> [WORK TO DO]: Give every line again exactly as it appears, please, but not the pictures.

+++ DATASET RECORDS

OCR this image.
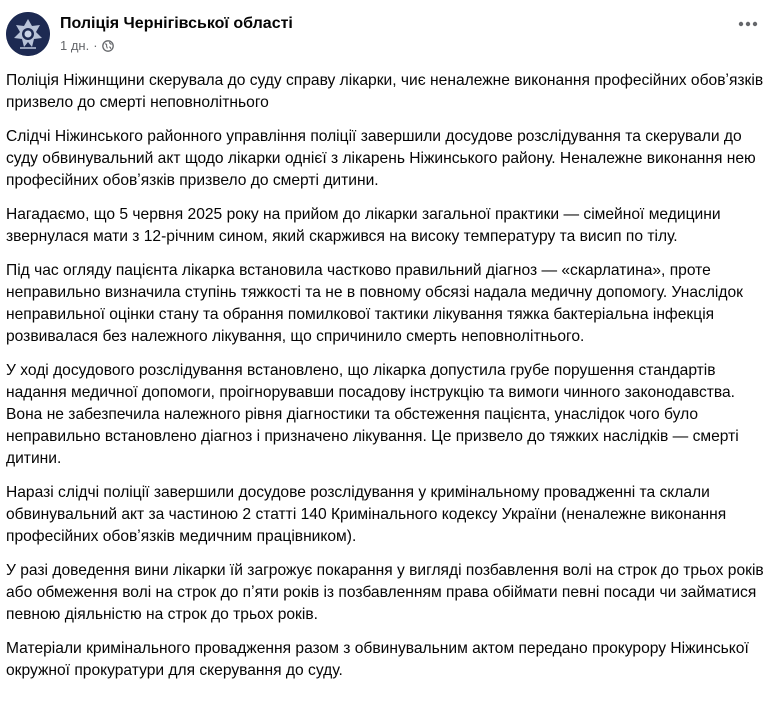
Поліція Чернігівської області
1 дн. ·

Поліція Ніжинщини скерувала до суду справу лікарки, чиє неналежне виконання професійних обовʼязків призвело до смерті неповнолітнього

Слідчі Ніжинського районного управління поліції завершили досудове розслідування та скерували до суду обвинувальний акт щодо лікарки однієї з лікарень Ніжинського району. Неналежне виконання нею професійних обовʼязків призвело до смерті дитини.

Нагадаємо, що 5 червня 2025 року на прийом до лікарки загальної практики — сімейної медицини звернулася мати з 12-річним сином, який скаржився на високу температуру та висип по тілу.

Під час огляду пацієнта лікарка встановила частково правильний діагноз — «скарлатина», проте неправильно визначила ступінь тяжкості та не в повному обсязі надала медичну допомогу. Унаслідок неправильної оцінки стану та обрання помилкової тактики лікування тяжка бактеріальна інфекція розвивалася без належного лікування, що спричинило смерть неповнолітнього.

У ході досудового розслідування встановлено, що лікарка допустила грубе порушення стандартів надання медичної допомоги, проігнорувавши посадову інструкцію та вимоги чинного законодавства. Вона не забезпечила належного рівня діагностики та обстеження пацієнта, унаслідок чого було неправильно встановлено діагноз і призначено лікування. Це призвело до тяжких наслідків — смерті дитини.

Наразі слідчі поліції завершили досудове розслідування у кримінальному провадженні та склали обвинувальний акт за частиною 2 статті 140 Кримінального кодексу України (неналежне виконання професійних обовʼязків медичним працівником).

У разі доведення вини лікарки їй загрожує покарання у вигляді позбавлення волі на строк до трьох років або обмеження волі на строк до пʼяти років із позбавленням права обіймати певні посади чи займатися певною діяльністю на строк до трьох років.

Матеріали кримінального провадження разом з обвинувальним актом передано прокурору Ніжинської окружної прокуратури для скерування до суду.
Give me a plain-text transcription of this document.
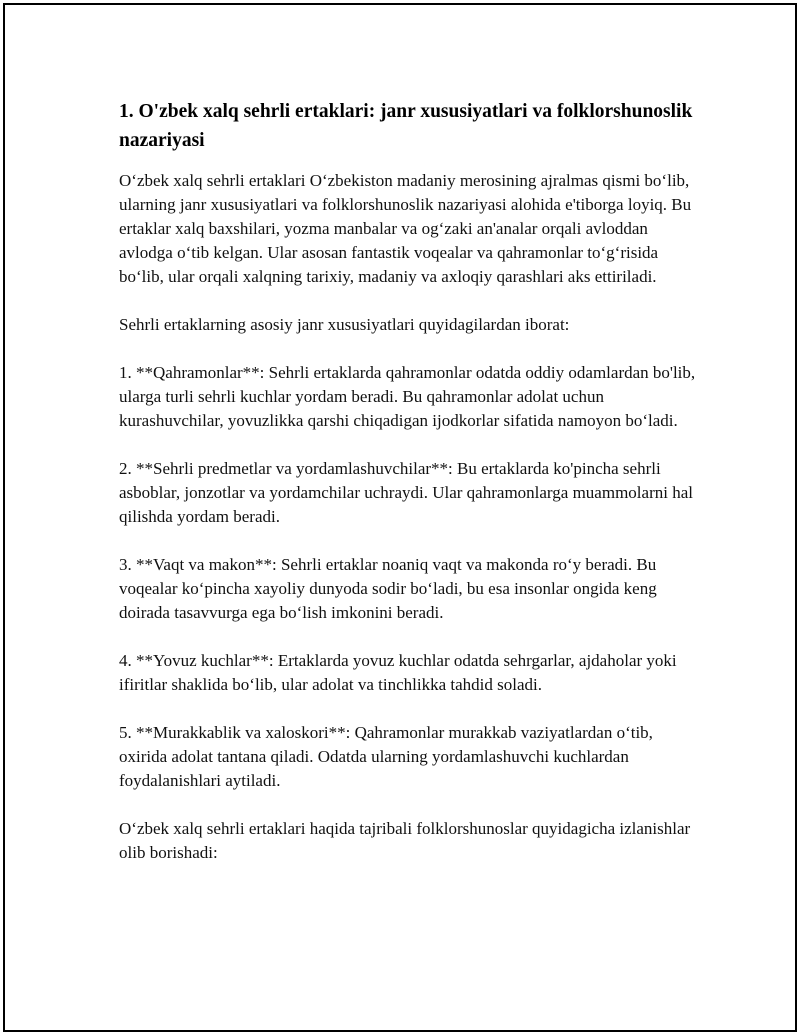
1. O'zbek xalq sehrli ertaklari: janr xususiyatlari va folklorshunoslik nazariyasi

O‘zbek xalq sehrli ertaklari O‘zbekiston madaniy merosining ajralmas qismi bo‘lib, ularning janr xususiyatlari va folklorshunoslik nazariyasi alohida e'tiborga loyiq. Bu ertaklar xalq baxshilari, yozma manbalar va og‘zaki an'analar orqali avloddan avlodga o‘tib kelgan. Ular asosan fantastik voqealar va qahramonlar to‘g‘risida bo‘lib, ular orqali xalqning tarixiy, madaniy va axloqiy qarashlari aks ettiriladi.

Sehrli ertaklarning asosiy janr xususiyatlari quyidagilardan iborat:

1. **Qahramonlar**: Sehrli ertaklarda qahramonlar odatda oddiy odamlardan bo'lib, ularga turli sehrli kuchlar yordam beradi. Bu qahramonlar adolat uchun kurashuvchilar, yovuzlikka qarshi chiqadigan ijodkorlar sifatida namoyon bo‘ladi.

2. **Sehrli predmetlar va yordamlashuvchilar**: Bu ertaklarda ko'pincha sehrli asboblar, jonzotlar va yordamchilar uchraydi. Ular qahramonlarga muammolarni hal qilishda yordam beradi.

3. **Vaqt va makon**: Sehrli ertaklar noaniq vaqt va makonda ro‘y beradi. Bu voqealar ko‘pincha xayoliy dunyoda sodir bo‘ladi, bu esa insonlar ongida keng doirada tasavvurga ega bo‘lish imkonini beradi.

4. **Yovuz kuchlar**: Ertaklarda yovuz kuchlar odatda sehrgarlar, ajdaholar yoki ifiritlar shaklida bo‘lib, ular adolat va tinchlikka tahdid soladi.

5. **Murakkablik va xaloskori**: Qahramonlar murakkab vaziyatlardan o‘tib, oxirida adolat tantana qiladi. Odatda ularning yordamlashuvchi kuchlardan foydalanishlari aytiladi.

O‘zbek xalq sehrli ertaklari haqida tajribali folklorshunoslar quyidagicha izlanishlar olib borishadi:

++++++

> [SOLUTION BELOW]:
OCR this image.
Поліція Чернігівської області
1 дн. ·

Поліція Ніжинщини скерувала до суду справу лікарки, чиє неналежне виконання професійних обовʼязків призвело до смерті неповнолітнього

Слідчі Ніжинського районного управління поліції завершили досудове розслідування та скерували до суду обвинувальний акт щодо лікарки однієї з лікарень Ніжинського району. Неналежне виконання нею професійних обовʼязків призвело до смерті дитини.

Нагадаємо, що 5 червня 2025 року на прийом до лікарки загальної практики — сімейної медицини звернулася мати з 12-річним сином, який скаржився на високу температуру та висип по тілу.

Під час огляду пацієнта лікарка встановила частково правильний діагноз — «скарлатина», проте неправильно визначила ступінь тяжкості та не в повному обсязі надала медичну допомогу. Унаслідок неправильної оцінки стану та обрання помилкової тактики лікування тяжка бактеріальна інфекція розвивалася без належного лікування, що спричинило смерть неповнолітнього.

У ході досудового розслідування встановлено, що лікарка допустила грубе порушення стандартів надання медичної допомоги, проігнорувавши посадову інструкцію та вимоги чинного законодавства. Вона не забезпечила належного рівня діагностики та обстеження пацієнта, унаслідок чого було неправильно встановлено діагноз і призначено лікування. Це призвело до тяжких наслідків — смерті дитини.

Наразі слідчі поліції завершили досудове розслідування у кримінальному провадженні та склали обвинувальний акт за частиною 2 статті 140 Кримінального кодексу України (неналежне виконання професійних обовʼязків медичним працівником).

У разі доведення вини лікарки їй загрожує покарання у вигляді позбавлення волі на строк до трьох років або обмеження волі на строк до пʼяти років із позбавленням права обіймати певні посади чи займатися певною діяльністю на строк до трьох років.

Матеріали кримінального провадження разом з обвинувальним актом передано прокурору Ніжинської окружної прокуратури для скерування до суду.
Give me a plain-text transcription of this document.
1. O'zbek xalq sehrli ertaklari: janr xususiyatlari va folklorshunoslik nazariyasi

O‘zbek xalq sehrli ertaklari O‘zbekiston madaniy merosining ajralmas qismi bo‘lib, ularning janr xususiyatlari va folklorshunoslik nazariyasi alohida e'tiborga loyiq. Bu ertaklar xalq baxshilari, yozma manbalar va og‘zaki an'analar orqali avloddan avlodga o‘tib kelgan. Ular asosan fantastik voqealar va qahramonlar to‘g‘risida bo‘lib, ular orqali xalqning tarixiy, madaniy va axloqiy qarashlari aks ettiriladi.

Sehrli ertaklarning asosiy janr xususiyatlari quyidagilardan iborat:

1. **Qahramonlar**: Sehrli ertaklarda qahramonlar odatda oddiy odamlardan bo'lib, ularga turli sehrli kuchlar yordam beradi. Bu qahramonlar adolat uchun kurashuvchilar, yovuzlikka qarshi chiqadigan ijodkorlar sifatida namoyon bo‘ladi.

2. **Sehrli predmetlar va yordamlashuvchilar**: Bu ertaklarda ko'pincha sehrli asboblar, jonzotlar va yordamchilar uchraydi. Ular qahramonlarga muammolarni hal qilishda yordam beradi.

3. **Vaqt va makon**: Sehrli ertaklar noaniq vaqt va makonda ro‘y beradi. Bu voqealar ko‘pincha xayoliy dunyoda sodir bo‘ladi, bu esa insonlar ongida keng doirada tasavvurga ega bo‘lish imkonini beradi.

4. **Yovuz kuchlar**: Ertaklarda yovuz kuchlar odatda sehrgarlar, ajdaholar yoki ifiritlar shaklida bo‘lib, ular adolat va tinchlikka tahdid soladi.

5. **Murakkablik va xaloskori**: Qahramonlar murakkab vaziyatlardan o‘tib, oxirida adolat tantana qiladi. Odatda ularning yordamlashuvchi kuchlardan foydalanishlari aytiladi.

O‘zbek xalq sehrli ertaklari haqida tajribali folklorshunoslar quyidagicha izlanishlar olib borishadi:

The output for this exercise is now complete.